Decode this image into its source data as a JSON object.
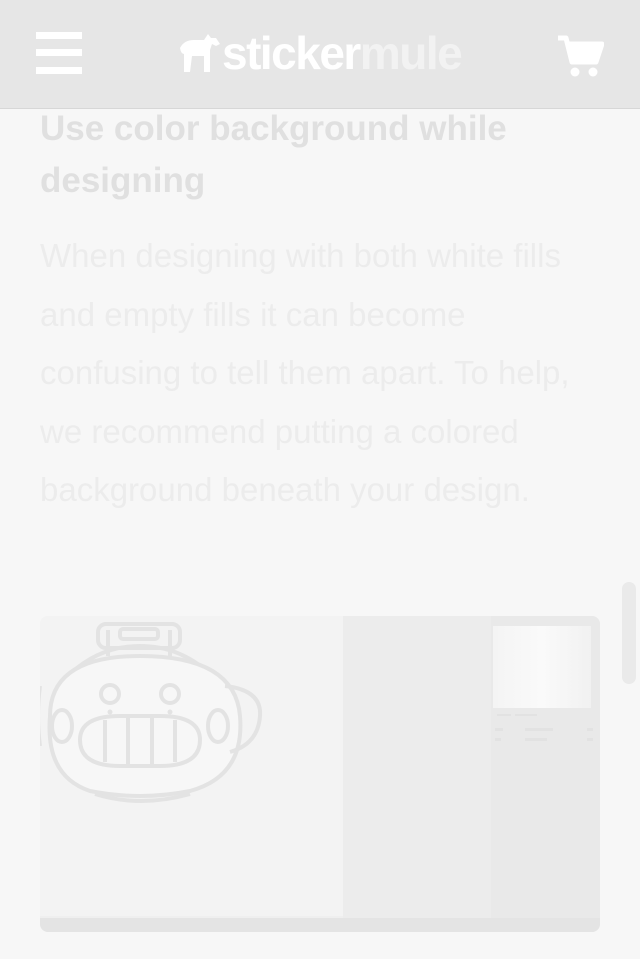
{
  "header": {
    "menu_icon": "hamburger-menu-icon",
    "logo_part1": "sticker",
    "logo_part2": "mule",
    "cart_icon": "shopping-cart-icon"
  },
  "article": {
    "heading": "Use color background while designing",
    "body": "When designing with both white fills and empty fills it can become confusing to tell them apart. To help, we recommend putting a colored background beneath your design."
  },
  "figure": {
    "icon": "robot-mascot-illustration"
  }
}
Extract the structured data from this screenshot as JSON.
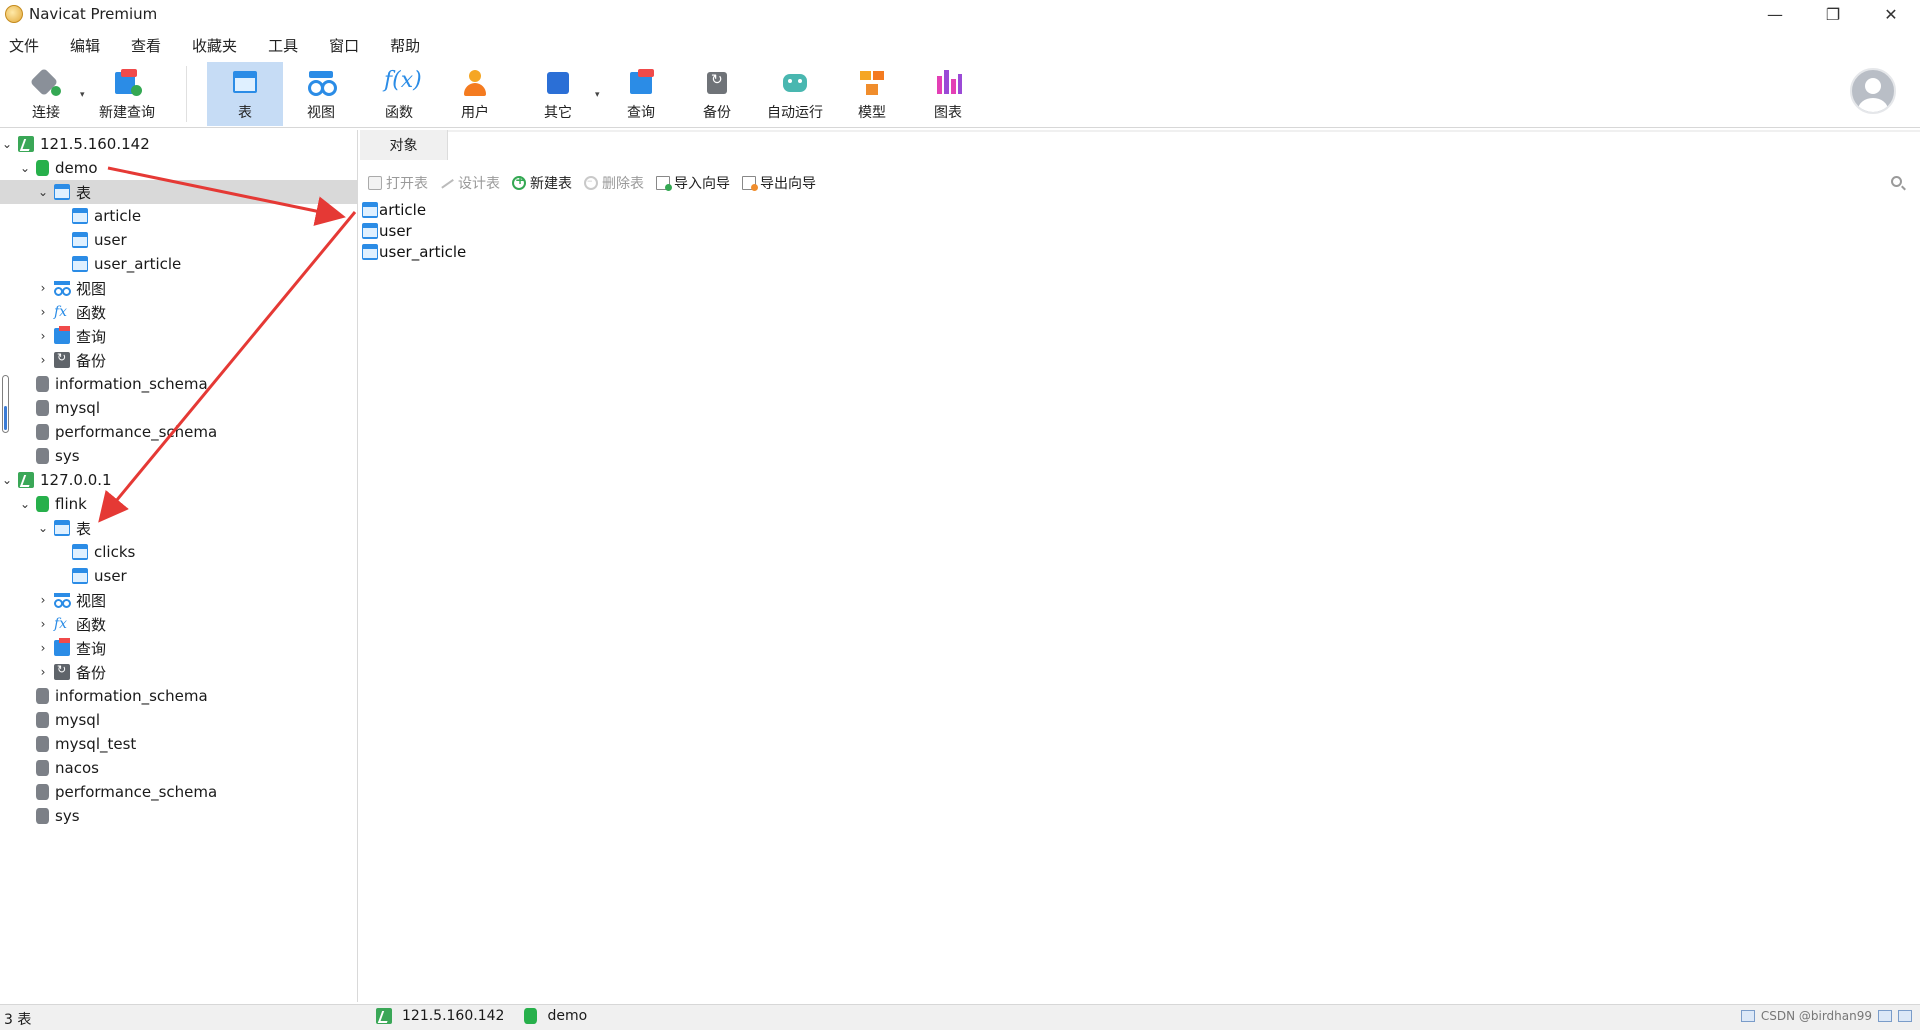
{
  "window": {
    "title": "Navicat Premium",
    "controls": {
      "minimize": "—",
      "restore": "❐",
      "close": "✕"
    }
  },
  "menu": [
    "文件",
    "编辑",
    "查看",
    "收藏夹",
    "工具",
    "窗口",
    "帮助"
  ],
  "toolbar": {
    "buttons": [
      {
        "label": "连接",
        "icon": "connect-icon"
      },
      {
        "label": "新建查询",
        "icon": "new-query-icon"
      },
      {
        "label": "表",
        "icon": "table-icon",
        "active": true
      },
      {
        "label": "视图",
        "icon": "view-icon"
      },
      {
        "label": "函数",
        "icon": "function-icon"
      },
      {
        "label": "用户",
        "icon": "user-icon"
      },
      {
        "label": "其它",
        "icon": "other-icon"
      },
      {
        "label": "查询",
        "icon": "query-icon"
      },
      {
        "label": "备份",
        "icon": "backup-icon"
      },
      {
        "label": "自动运行",
        "icon": "robot-icon"
      },
      {
        "label": "模型",
        "icon": "model-icon"
      },
      {
        "label": "图表",
        "icon": "chart-icon"
      }
    ],
    "fx_glyph": "f(x)"
  },
  "tree": {
    "conn1": {
      "name": "121.5.160.142",
      "db_demo": "demo",
      "tables_folder": "表",
      "tables": [
        "article",
        "user",
        "user_article"
      ],
      "views": "视图",
      "functions": "函数",
      "queries": "查询",
      "backups": "备份",
      "other_dbs": [
        "information_schema",
        "mysql",
        "performance_schema",
        "sys"
      ]
    },
    "conn2": {
      "name": "127.0.0.1",
      "db_flink": "flink",
      "tables_folder": "表",
      "tables": [
        "clicks",
        "user"
      ],
      "views": "视图",
      "functions": "函数",
      "queries": "查询",
      "backups": "备份",
      "other_dbs": [
        "information_schema",
        "mysql",
        "mysql_test",
        "nacos",
        "performance_schema",
        "sys"
      ]
    },
    "fx_glyph": "fx"
  },
  "objects_tab": "对象",
  "actions": {
    "open_table": "打开表",
    "design_table": "设计表",
    "new_table": "新建表",
    "delete_table": "删除表",
    "import_wizard": "导入向导",
    "export_wizard": "导出向导"
  },
  "object_list": [
    "article",
    "user",
    "user_article"
  ],
  "status": {
    "count": "3 表",
    "connection": "121.5.160.142",
    "database": "demo",
    "watermark": "CSDN @birdhan99"
  },
  "colors": {
    "active_tool": "#c6dcf5",
    "annotation_arrow": "#e53935",
    "selected_row": "#d9d9d9"
  }
}
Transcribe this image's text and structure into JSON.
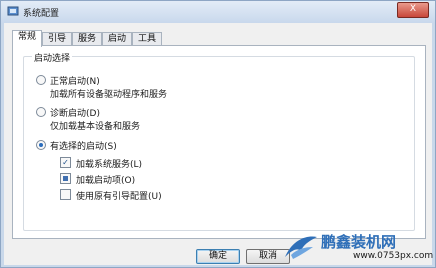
{
  "window": {
    "title": "系统配置",
    "close_label": "X"
  },
  "tabs": [
    {
      "label": "常规",
      "active": true
    },
    {
      "label": "引导",
      "active": false
    },
    {
      "label": "服务",
      "active": false
    },
    {
      "label": "启动",
      "active": false
    },
    {
      "label": "工具",
      "active": false
    }
  ],
  "startup_selection": {
    "legend": "启动选择",
    "options": [
      {
        "label": "正常启动(N)",
        "description": "加载所有设备驱动程序和服务",
        "selected": false
      },
      {
        "label": "诊断启动(D)",
        "description": "仅加载基本设备和服务",
        "selected": false
      },
      {
        "label": "有选择的启动(S)",
        "selected": true
      }
    ],
    "checkboxes": [
      {
        "label": "加载系统服务(L)",
        "state": "checked"
      },
      {
        "label": "加载启动项(O)",
        "state": "indeterminate"
      },
      {
        "label": "使用原有引导配置(U)",
        "state": "unchecked"
      }
    ]
  },
  "buttons": {
    "ok": "确定",
    "cancel": "取消"
  },
  "watermark": {
    "main": "鹏鑫装机网",
    "url": "www.0753px.com"
  }
}
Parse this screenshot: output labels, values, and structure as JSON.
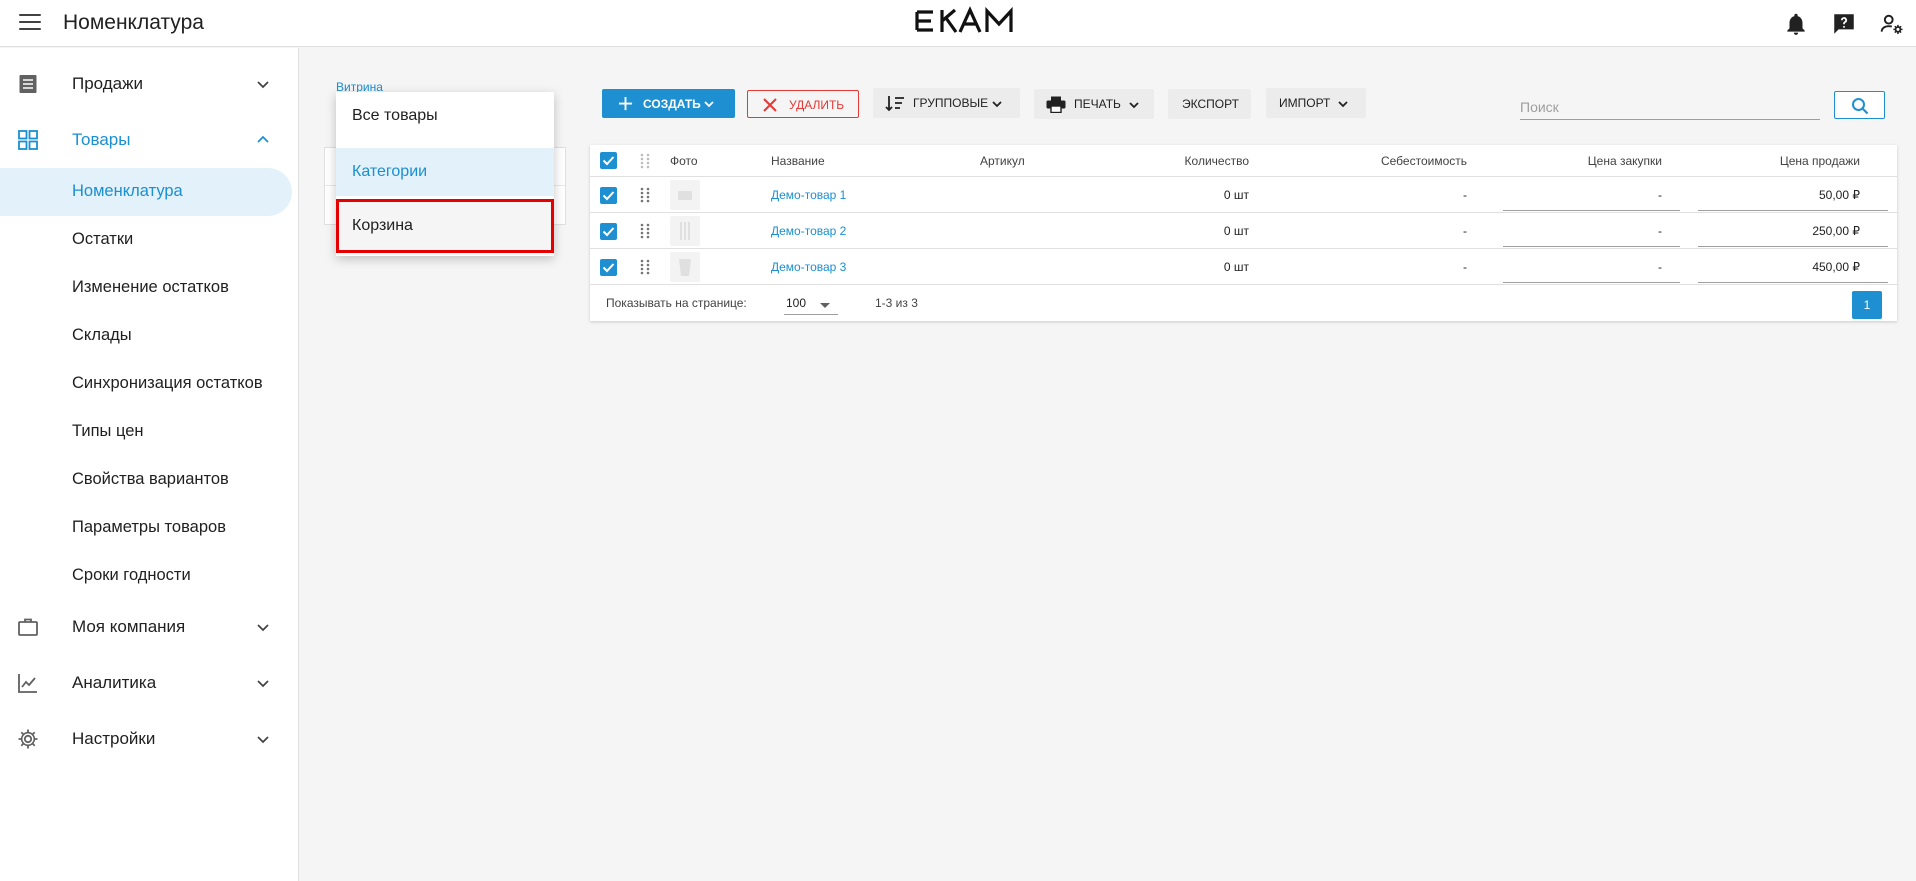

TASK PROMPT:
Reproduce each entry precisely, dropping only the pictures.

TASK SOLUTION:
Decode this image into its source data as a JSON object.
{
  "header": {
    "menu_icon": "hamburger-menu-icon",
    "logo_part1": "sticker",
    "logo_part2": "mule",
    "cart_icon": "shopping-cart-icon"
  },
  "article": {
    "heading": "Use color background while designing",
    "body": "When designing with both white fills and empty fills it can become confusing to tell them apart. To help, we recommend putting a colored background beneath your design."
  },
  "figure": {
    "icon": "robot-mascot-illustration"
  }
}
Extract the structured data from this screenshot as JSON.
{
  "window": {
    "title": "Navicat Premium",
    "controls": {
      "minimize": "—",
      "restore": "❐",
      "close": "✕"
    }
  },
  "menu": [
    "文件",
    "编辑",
    "查看",
    "收藏夹",
    "工具",
    "窗口",
    "帮助"
  ],
  "toolbar": {
    "buttons": [
      {
        "label": "连接",
        "icon": "connect-icon"
      },
      {
        "label": "新建查询",
        "icon": "new-query-icon"
      },
      {
        "label": "表",
        "icon": "table-icon",
        "active": true
      },
      {
        "label": "视图",
        "icon": "view-icon"
      },
      {
        "label": "函数",
        "icon": "function-icon"
      },
      {
        "label": "用户",
        "icon": "user-icon"
      },
      {
        "label": "其它",
        "icon": "other-icon"
      },
      {
        "label": "查询",
        "icon": "query-icon"
      },
      {
        "label": "备份",
        "icon": "backup-icon"
      },
      {
        "label": "自动运行",
        "icon": "robot-icon"
      },
      {
        "label": "模型",
        "icon": "model-icon"
      },
      {
        "label": "图表",
        "icon": "chart-icon"
      }
    ],
    "fx_glyph": "f(x)"
  },
  "tree": {
    "conn1": {
      "name": "121.5.160.142",
      "db_demo": "demo",
      "tables_folder": "表",
      "tables": [
        "article",
        "user",
        "user_article"
      ],
      "views": "视图",
      "functions": "函数",
      "queries": "查询",
      "backups": "备份",
      "other_dbs": [
        "information_schema",
        "mysql",
        "performance_schema",
        "sys"
      ]
    },
    "conn2": {
      "name": "127.0.0.1",
      "db_flink": "flink",
      "tables_folder": "表",
      "tables": [
        "clicks",
        "user"
      ],
      "views": "视图",
      "functions": "函数",
      "queries": "查询",
      "backups": "备份",
      "other_dbs": [
        "information_schema",
        "mysql",
        "mysql_test",
        "nacos",
        "performance_schema",
        "sys"
      ]
    },
    "fx_glyph": "fx"
  },
  "objects_tab": "对象",
  "actions": {
    "open_table": "打开表",
    "design_table": "设计表",
    "new_table": "新建表",
    "delete_table": "删除表",
    "import_wizard": "导入向导",
    "export_wizard": "导出向导"
  },
  "object_list": [
    "article",
    "user",
    "user_article"
  ],
  "status": {
    "count": "3 表",
    "connection": "121.5.160.142",
    "database": "demo",
    "watermark": "CSDN @birdhan99"
  },
  "colors": {
    "active_tool": "#c6dcf5",
    "annotation_arrow": "#e53935",
    "selected_row": "#d9d9d9"
  }
}
Transcribe this image's text and structure into JSON.
{
  "window": {
    "title": "系统配置",
    "close_label": "X"
  },
  "tabs": [
    {
      "label": "常规",
      "active": true
    },
    {
      "label": "引导",
      "active": false
    },
    {
      "label": "服务",
      "active": false
    },
    {
      "label": "启动",
      "active": false
    },
    {
      "label": "工具",
      "active": false
    }
  ],
  "startup_selection": {
    "legend": "启动选择",
    "options": [
      {
        "label": "正常启动(N)",
        "description": "加载所有设备驱动程序和服务",
        "selected": false
      },
      {
        "label": "诊断启动(D)",
        "description": "仅加载基本设备和服务",
        "selected": false
      },
      {
        "label": "有选择的启动(S)",
        "selected": true
      }
    ],
    "checkboxes": [
      {
        "label": "加载系统服务(L)",
        "state": "checked"
      },
      {
        "label": "加载启动项(O)",
        "state": "indeterminate"
      },
      {
        "label": "使用原有引导配置(U)",
        "state": "unchecked"
      }
    ]
  },
  "buttons": {
    "ok": "确定",
    "cancel": "取消"
  },
  "watermark": {
    "main": "鹏鑫装机网",
    "url": "www.0753px.com"
  }
}
Parse this screenshot: output labels, values, and structure as JSON.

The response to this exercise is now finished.